===== DATASET RECORDS =====
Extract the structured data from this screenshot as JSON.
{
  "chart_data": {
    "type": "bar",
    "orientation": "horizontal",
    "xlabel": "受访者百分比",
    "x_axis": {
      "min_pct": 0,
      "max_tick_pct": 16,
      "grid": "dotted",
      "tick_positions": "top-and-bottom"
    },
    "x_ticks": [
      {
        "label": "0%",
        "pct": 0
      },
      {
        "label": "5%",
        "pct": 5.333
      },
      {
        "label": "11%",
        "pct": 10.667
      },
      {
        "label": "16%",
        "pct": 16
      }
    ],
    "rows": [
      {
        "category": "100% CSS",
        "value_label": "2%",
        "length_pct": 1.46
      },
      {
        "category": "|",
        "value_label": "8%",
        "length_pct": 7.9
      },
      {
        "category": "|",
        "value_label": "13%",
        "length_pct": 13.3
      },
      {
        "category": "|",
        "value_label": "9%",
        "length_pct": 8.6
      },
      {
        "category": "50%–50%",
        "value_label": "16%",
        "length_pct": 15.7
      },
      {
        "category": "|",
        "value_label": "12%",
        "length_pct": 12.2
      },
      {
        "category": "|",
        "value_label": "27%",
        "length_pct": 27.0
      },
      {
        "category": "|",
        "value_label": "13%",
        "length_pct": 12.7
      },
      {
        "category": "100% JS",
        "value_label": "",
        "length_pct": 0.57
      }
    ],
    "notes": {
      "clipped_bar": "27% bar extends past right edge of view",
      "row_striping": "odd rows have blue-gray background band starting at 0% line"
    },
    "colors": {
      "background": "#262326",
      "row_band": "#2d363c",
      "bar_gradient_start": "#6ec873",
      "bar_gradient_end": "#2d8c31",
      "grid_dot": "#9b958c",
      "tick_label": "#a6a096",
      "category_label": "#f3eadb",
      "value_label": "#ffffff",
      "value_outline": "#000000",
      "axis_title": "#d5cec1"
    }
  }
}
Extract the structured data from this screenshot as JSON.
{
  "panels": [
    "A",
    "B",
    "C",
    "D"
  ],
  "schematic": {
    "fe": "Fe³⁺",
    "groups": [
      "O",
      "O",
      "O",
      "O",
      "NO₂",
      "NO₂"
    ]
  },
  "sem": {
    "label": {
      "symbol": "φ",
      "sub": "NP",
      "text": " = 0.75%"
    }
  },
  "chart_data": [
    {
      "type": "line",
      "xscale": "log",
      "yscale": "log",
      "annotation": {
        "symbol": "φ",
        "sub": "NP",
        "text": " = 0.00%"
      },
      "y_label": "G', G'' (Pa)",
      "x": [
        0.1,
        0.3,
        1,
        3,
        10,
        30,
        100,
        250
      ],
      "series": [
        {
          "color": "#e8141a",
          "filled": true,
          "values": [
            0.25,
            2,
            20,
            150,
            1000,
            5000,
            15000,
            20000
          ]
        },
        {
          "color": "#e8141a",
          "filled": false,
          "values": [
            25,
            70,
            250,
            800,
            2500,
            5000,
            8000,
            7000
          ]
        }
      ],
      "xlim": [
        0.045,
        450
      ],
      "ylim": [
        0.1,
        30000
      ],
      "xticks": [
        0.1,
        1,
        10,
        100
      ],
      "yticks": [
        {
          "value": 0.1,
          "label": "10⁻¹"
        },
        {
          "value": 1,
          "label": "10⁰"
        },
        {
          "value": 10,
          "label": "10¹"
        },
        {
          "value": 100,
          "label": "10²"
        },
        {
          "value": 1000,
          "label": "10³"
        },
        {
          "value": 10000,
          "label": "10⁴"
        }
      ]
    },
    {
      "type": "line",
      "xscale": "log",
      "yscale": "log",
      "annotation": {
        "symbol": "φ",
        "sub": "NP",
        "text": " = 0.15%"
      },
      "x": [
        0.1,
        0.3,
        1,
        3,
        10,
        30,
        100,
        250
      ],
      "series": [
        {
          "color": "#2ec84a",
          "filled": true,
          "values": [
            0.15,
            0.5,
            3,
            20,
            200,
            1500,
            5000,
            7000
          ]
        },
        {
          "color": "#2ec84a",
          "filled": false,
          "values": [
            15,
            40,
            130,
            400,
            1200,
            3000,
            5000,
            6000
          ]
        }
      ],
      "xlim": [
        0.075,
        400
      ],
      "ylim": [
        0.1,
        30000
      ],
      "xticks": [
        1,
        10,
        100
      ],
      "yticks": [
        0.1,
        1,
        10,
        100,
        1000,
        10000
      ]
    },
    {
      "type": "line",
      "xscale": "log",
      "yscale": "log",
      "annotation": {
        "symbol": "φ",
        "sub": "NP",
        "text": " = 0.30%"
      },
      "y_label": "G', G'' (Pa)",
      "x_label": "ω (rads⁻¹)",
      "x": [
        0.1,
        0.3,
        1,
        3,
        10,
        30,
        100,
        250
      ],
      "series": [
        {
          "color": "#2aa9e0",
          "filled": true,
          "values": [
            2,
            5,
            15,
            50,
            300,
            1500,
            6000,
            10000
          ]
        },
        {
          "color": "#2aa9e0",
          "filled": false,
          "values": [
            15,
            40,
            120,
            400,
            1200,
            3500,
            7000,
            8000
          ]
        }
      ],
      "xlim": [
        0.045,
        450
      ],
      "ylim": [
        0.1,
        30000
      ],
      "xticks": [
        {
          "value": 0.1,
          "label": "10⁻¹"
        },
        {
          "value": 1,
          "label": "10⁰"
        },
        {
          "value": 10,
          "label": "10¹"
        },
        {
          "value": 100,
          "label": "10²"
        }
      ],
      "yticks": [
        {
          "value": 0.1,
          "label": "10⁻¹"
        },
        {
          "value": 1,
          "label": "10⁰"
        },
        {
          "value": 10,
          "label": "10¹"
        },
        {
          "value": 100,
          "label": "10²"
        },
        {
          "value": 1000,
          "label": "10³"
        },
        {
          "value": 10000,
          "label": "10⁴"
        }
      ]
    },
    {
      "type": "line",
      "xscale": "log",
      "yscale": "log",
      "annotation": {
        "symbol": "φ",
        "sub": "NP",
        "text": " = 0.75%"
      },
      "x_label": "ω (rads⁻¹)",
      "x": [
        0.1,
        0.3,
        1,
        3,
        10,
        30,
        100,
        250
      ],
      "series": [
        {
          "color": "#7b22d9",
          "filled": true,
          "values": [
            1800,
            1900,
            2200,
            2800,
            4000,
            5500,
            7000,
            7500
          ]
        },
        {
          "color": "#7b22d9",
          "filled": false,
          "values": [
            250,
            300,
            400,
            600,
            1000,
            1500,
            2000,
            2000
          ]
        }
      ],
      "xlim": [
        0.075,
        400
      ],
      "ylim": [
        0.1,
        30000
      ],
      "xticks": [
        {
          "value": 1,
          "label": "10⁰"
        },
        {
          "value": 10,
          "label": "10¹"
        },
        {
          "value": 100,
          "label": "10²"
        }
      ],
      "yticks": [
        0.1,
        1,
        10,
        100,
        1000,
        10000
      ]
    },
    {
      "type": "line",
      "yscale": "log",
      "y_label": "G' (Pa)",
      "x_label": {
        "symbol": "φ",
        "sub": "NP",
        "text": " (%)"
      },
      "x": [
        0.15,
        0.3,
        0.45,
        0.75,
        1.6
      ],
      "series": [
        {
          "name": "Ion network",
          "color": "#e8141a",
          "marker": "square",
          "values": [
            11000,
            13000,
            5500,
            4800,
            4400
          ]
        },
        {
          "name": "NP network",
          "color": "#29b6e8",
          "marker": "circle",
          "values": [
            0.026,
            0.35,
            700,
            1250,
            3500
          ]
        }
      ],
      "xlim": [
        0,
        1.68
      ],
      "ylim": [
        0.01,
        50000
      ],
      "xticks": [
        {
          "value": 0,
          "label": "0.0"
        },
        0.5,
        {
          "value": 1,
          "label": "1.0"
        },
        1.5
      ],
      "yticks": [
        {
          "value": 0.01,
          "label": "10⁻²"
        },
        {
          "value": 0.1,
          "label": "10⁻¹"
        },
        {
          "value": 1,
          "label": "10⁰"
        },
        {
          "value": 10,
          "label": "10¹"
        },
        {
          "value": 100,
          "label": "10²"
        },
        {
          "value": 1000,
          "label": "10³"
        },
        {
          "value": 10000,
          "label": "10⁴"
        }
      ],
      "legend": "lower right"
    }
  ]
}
=====
WHAT YOU WILL DO:
Each line above that includes "text" should be shown.

COMPLETE RESPONSE:
      "text": " = 0.75%"
        "text": " = 0.00%"
        "text": " = 0.15%"
        "text": " = 0.30%"
        "text": " = 0.75%"
        "text": " (%)"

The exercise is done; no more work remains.